Work required: Track down every line below that holds "Speed" and copy it.

[Figure content listings]
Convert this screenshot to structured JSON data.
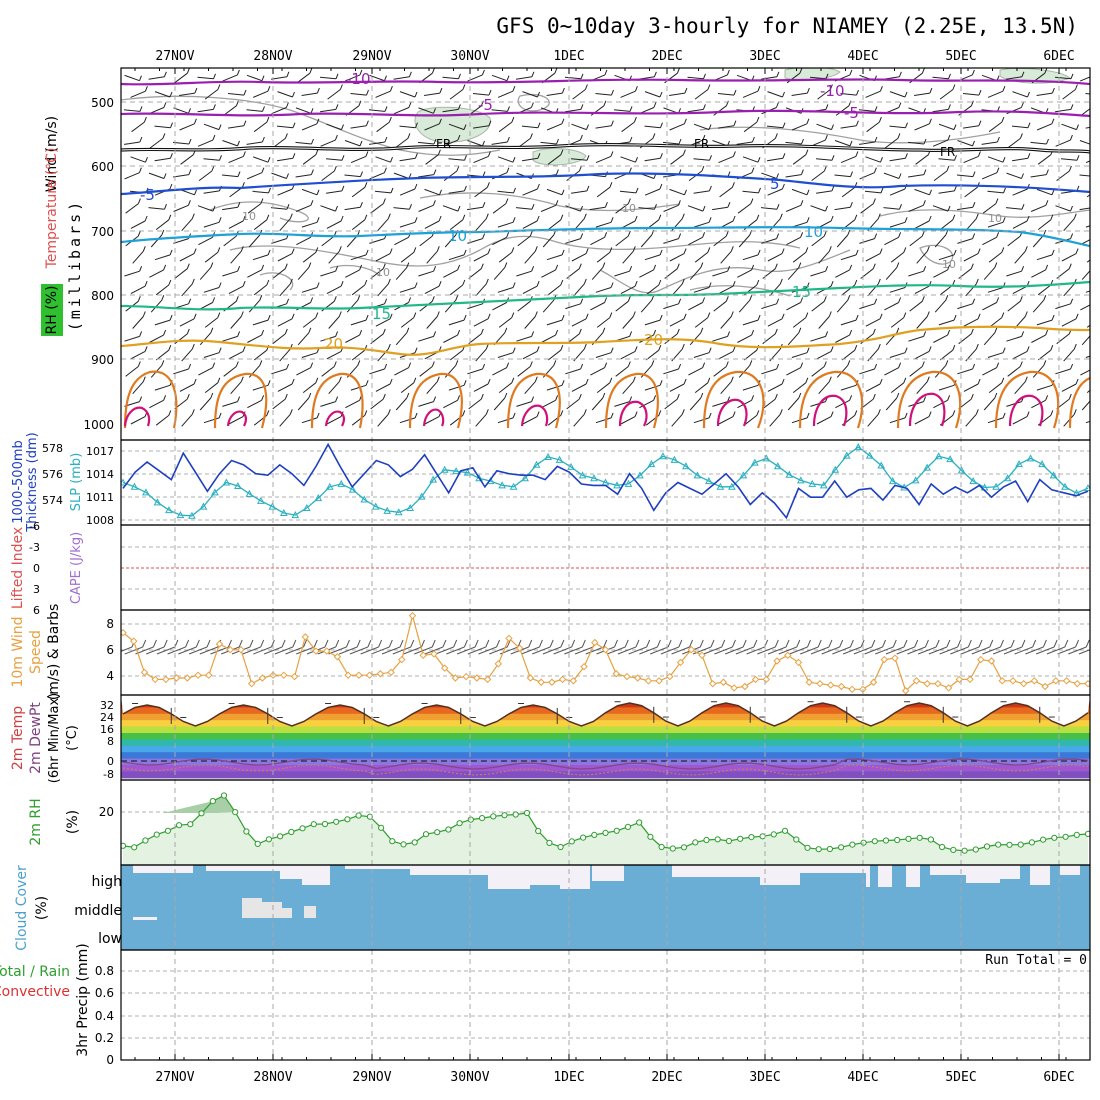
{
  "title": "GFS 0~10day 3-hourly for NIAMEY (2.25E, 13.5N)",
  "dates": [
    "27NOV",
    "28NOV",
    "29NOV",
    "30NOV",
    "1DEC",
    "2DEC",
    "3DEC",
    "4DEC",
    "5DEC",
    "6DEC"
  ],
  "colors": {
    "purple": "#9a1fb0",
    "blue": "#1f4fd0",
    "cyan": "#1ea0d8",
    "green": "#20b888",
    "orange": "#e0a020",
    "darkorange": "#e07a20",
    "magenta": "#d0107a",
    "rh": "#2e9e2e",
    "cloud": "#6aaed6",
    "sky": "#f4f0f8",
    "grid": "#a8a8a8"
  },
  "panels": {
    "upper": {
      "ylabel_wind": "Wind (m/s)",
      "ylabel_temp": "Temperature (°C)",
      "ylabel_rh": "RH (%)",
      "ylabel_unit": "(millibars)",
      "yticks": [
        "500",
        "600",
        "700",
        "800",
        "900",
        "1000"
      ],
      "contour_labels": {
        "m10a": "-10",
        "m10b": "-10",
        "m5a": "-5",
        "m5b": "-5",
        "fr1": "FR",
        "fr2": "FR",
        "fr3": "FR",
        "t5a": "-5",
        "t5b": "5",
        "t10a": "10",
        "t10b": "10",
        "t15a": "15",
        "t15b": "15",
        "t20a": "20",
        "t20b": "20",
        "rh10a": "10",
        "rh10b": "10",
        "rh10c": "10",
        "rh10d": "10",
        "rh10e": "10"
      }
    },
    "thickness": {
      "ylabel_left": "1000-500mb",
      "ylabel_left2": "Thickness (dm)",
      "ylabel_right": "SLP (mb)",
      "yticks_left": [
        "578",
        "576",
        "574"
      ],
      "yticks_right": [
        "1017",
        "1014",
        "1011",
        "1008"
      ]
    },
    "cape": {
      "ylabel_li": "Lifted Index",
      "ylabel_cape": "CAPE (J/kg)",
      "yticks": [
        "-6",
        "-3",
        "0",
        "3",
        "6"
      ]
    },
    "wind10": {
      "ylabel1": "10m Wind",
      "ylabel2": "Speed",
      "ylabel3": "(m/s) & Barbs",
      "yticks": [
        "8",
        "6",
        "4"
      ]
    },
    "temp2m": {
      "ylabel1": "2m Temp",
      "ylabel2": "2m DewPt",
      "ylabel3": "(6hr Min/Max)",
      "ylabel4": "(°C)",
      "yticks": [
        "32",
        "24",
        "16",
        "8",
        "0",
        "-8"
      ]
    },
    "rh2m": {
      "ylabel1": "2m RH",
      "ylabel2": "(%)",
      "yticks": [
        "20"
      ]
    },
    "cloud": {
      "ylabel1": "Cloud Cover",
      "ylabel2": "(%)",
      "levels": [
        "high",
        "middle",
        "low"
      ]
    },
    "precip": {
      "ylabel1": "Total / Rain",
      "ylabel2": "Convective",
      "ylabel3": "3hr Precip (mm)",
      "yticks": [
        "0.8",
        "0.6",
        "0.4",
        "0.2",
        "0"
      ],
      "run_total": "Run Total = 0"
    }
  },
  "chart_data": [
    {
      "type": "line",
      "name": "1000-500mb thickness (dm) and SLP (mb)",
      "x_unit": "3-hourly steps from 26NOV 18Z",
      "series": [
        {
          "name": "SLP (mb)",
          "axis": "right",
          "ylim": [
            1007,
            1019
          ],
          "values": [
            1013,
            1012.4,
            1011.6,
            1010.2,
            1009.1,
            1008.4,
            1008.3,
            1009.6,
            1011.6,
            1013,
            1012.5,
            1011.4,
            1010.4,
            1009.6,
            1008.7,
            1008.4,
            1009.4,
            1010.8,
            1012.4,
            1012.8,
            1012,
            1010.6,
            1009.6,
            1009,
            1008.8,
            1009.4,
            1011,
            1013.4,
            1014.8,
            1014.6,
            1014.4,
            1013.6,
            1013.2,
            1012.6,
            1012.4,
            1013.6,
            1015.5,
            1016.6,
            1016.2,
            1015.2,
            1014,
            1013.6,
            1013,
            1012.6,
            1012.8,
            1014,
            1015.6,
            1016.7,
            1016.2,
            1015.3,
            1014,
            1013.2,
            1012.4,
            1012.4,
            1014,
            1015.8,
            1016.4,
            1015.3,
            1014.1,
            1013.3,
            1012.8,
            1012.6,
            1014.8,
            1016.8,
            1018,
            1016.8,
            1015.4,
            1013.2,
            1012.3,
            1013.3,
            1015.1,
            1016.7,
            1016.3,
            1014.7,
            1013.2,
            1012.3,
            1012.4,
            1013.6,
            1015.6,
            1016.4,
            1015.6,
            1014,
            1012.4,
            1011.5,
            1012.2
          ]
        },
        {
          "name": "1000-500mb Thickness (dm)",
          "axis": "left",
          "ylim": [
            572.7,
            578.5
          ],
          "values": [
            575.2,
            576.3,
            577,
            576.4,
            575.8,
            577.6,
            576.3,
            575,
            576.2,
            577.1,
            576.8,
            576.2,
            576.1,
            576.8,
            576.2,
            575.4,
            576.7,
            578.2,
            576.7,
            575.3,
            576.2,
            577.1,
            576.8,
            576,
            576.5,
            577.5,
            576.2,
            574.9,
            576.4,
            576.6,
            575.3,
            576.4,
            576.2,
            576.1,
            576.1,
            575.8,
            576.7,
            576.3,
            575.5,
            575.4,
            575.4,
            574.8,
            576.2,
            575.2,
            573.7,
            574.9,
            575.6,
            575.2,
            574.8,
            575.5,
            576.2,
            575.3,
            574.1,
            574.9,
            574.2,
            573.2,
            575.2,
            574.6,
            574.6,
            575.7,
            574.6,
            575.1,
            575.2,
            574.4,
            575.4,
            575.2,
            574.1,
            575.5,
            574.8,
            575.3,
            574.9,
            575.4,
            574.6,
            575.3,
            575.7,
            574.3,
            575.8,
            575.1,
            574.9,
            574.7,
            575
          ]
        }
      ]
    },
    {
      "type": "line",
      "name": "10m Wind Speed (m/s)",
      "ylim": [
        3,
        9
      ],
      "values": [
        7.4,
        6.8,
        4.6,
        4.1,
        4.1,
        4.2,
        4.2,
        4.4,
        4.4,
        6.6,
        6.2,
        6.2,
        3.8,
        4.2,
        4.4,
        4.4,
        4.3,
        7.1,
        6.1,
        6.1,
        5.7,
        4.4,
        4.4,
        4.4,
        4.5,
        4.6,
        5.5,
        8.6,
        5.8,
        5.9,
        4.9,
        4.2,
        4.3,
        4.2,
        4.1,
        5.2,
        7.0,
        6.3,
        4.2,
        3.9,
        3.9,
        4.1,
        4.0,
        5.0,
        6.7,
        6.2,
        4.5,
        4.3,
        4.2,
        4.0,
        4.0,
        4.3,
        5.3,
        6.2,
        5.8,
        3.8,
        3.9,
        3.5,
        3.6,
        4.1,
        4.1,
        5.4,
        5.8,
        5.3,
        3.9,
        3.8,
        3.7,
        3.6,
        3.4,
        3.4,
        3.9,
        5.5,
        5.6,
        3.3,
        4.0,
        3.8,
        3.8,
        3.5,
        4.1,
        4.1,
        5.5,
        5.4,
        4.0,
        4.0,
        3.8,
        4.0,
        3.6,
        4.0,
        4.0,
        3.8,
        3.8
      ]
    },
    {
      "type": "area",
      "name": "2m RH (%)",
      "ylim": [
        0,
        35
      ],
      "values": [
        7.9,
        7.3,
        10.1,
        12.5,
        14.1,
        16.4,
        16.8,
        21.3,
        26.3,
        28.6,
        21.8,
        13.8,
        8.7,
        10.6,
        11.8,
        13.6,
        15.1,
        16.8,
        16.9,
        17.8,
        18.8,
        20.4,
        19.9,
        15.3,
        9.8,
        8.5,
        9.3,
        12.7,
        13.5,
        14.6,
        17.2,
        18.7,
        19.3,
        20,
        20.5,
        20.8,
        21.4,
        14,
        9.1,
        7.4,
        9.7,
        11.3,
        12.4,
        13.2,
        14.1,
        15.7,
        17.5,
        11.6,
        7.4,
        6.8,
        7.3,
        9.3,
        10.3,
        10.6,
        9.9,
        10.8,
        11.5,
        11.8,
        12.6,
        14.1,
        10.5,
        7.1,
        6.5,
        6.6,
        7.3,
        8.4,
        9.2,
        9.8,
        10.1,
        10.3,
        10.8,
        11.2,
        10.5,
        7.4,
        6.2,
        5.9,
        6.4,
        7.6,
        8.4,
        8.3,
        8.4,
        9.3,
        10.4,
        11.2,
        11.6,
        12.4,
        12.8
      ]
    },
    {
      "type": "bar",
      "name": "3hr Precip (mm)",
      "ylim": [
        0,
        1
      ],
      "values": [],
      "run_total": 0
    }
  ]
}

Task result:
      "ylabel2": "Speed",
      "name": "10m Wind Speed (m/s)",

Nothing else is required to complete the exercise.